__Supplied entries__:
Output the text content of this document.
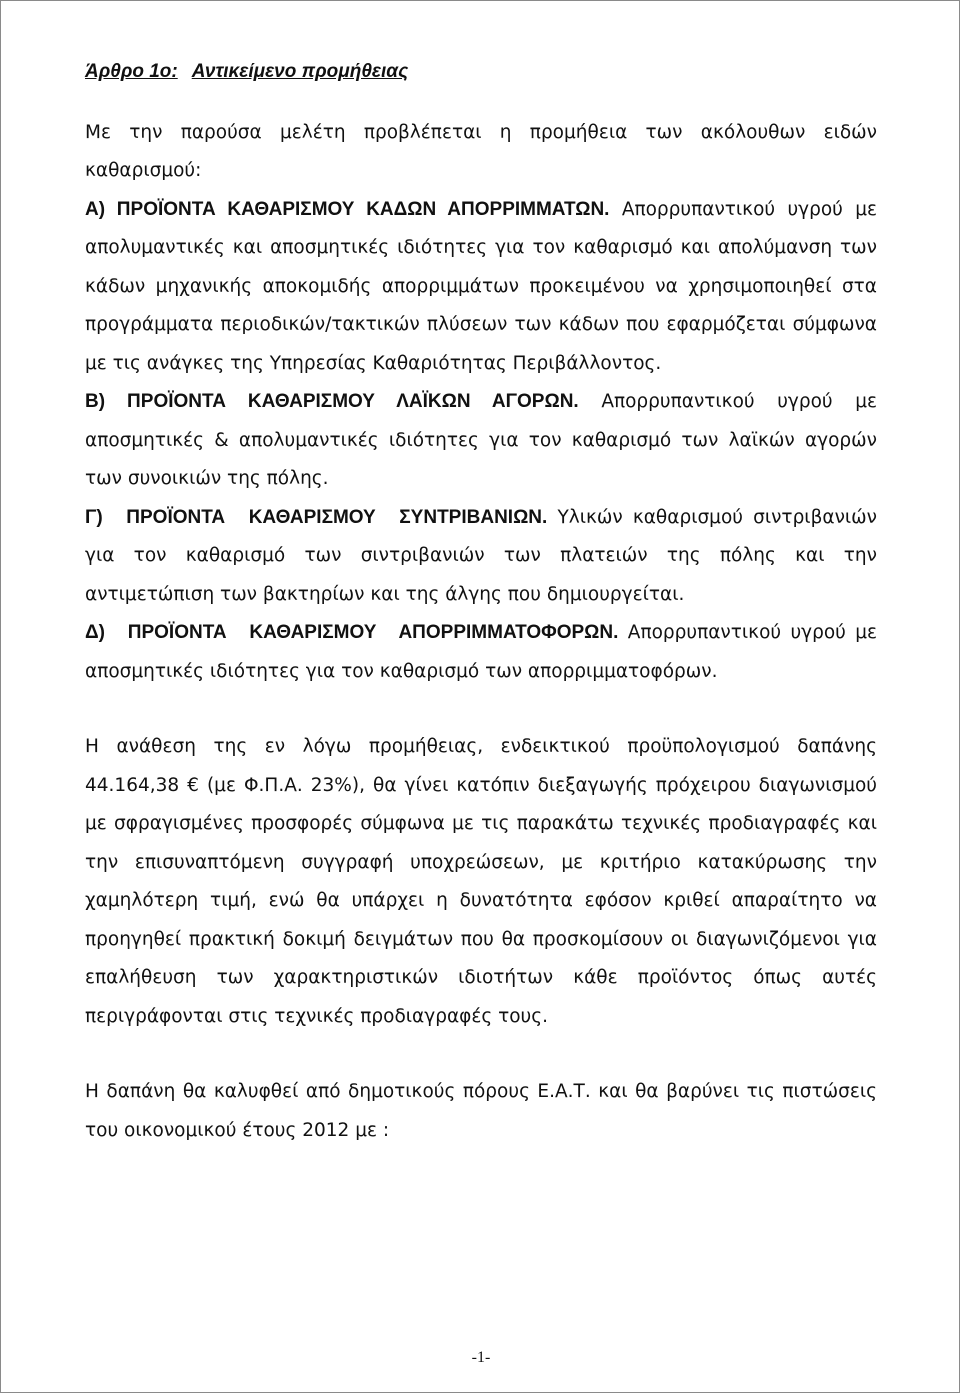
Άρθρο 1ο: Αντικείμενο προμήθειας

Με την παρούσα μελέτη προβλέπεται η προμήθεια των ακόλουθων ειδών καθαρισμού:

Α) ΠΡΟΪΟΝΤΑ ΚΑΘΑΡΙΣΜΟΥ ΚΑΔΩΝ ΑΠΟΡΡΙΜΜΑΤΩΝ. Απορρυπαντικού υγρού με απολυμαντικές και αποσμητικές ιδιότητες για τον καθαρισμό και απολύμανση των κάδων μηχανικής αποκομιδής απορριμμάτων προκειμένου να χρησιμοποιηθεί στα προγράμματα περιοδικών/τακτικών πλύσεων των κάδων που εφαρμόζεται σύμφωνα με τις ανάγκες της Υπηρεσίας Καθαριότητας Περιβάλλοντος.

Β) ΠΡΟΪΟΝΤΑ ΚΑΘΑΡΙΣΜΟΥ ΛΑΪΚΩΝ ΑΓΟΡΩΝ. Απορρυπαντικού υγρού με αποσμητικές & απολυμαντικές ιδιότητες για τον καθαρισμό των λαϊκών αγορών των συνοικιών της πόλης.

Γ) ΠΡΟΪΟΝΤΑ ΚΑΘΑΡΙΣΜΟΥ ΣΥΝΤΡΙΒΑΝΙΩΝ. Υλικών καθαρισμού σιντριβανιών για τον καθαρισμό των σιντριβανιών των πλατειών της πόλης και την αντιμετώπιση των βακτηρίων και της άλγης που δημιουργείται.

Δ) ΠΡΟΪΟΝΤΑ ΚΑΘΑΡΙΣΜΟΥ ΑΠΟΡΡΙΜΜΑΤΟΦΟΡΩΝ. Απορρυπαντικού υγρού με αποσμητικές ιδιότητες για τον καθαρισμό των απορριμματοφόρων.

Η ανάθεση της εν λόγω προμήθειας, ενδεικτικού προϋπολογισμού δαπάνης 44.164,38 € (με Φ.Π.Α. 23%), θα γίνει κατόπιν διεξαγωγής πρόχειρου διαγωνισμού με σφραγισμένες προσφορές σύμφωνα με τις παρακάτω τεχνικές προδιαγραφές και την επισυναπτόμενη συγγραφή υποχρεώσεων, με κριτήριο κατακύρωσης την χαμηλότερη τιμή, ενώ θα υπάρχει η δυνατότητα εφόσον κριθεί απαραίτητο να προηγηθεί πρακτική δοκιμή δειγμάτων που θα προσκομίσουν οι διαγωνιζόμενοι για επαλήθευση των χαρακτηριστικών ιδιοτήτων κάθε προϊόντος όπως αυτές περιγράφονται στις τεχνικές προδιαγραφές τους.

Η δαπάνη θα καλυφθεί από δημοτικούς πόρους Ε.Α.Τ. και θα βαρύνει τις πιστώσεις του οικονομικού έτους 2012 με :

-1-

__What needs to be done__:
Copy everything in the records above except the pictures, exactly as written.

__Response to this exercise__:
Output the text content of this document.
Άρθρο 1ο: Αντικείμενο προμήθειας

Με την παρούσα μελέτη προβλέπεται η προμήθεια των ακόλουθων ειδών καθαρισμού:

Α) ΠΡΟΪΟΝΤΑ ΚΑΘΑΡΙΣΜΟΥ ΚΑΔΩΝ ΑΠΟΡΡΙΜΜΑΤΩΝ. Απορρυπαντικού υγρού με απολυμαντικές και αποσμητικές ιδιότητες για τον καθαρισμό και απολύμανση των κάδων μηχανικής αποκομιδής απορριμμάτων προκειμένου να χρησιμοποιηθεί στα προγράμματα περιοδικών/τακτικών πλύσεων των κάδων που εφαρμόζεται σύμφωνα με τις ανάγκες της Υπηρεσίας Καθαριότητας Περιβάλλοντος.

Β) ΠΡΟΪΟΝΤΑ ΚΑΘΑΡΙΣΜΟΥ ΛΑΪΚΩΝ ΑΓΟΡΩΝ. Απορρυπαντικού υγρού με αποσμητικές & απολυμαντικές ιδιότητες για τον καθαρισμό των λαϊκών αγορών των συνοικιών της πόλης.

Γ) ΠΡΟΪΟΝΤΑ ΚΑΘΑΡΙΣΜΟΥ ΣΥΝΤΡΙΒΑΝΙΩΝ. Υλικών καθαρισμού σιντριβανιών για τον καθαρισμό των σιντριβανιών των πλατειών της πόλης και την αντιμετώπιση των βακτηρίων και της άλγης που δημιουργείται.

Δ) ΠΡΟΪΟΝΤΑ ΚΑΘΑΡΙΣΜΟΥ ΑΠΟΡΡΙΜΜΑΤΟΦΟΡΩΝ. Απορρυπαντικού υγρού με αποσμητικές ιδιότητες για τον καθαρισμό των απορριμματοφόρων.

Η ανάθεση της εν λόγω προμήθειας, ενδεικτικού προϋπολογισμού δαπάνης 44.164,38 € (με Φ.Π.Α. 23%), θα γίνει κατόπιν διεξαγωγής πρόχειρου διαγωνισμού με σφραγισμένες προσφορές σύμφωνα με τις παρακάτω τεχνικές προδιαγραφές και την επισυναπτόμενη συγγραφή υποχρεώσεων, με κριτήριο κατακύρωσης την χαμηλότερη τιμή, ενώ θα υπάρχει η δυνατότητα εφόσον κριθεί απαραίτητο να προηγηθεί πρακτική δοκιμή δειγμάτων που θα προσκομίσουν οι διαγωνιζόμενοι για επαλήθευση των χαρακτηριστικών ιδιοτήτων κάθε προϊόντος όπως αυτές περιγράφονται στις τεχνικές προδιαγραφές τους.

Η δαπάνη θα καλυφθεί από δημοτικούς πόρους Ε.Α.Τ. και θα βαρύνει τις πιστώσεις του οικονομικού έτους 2012 με :

-1-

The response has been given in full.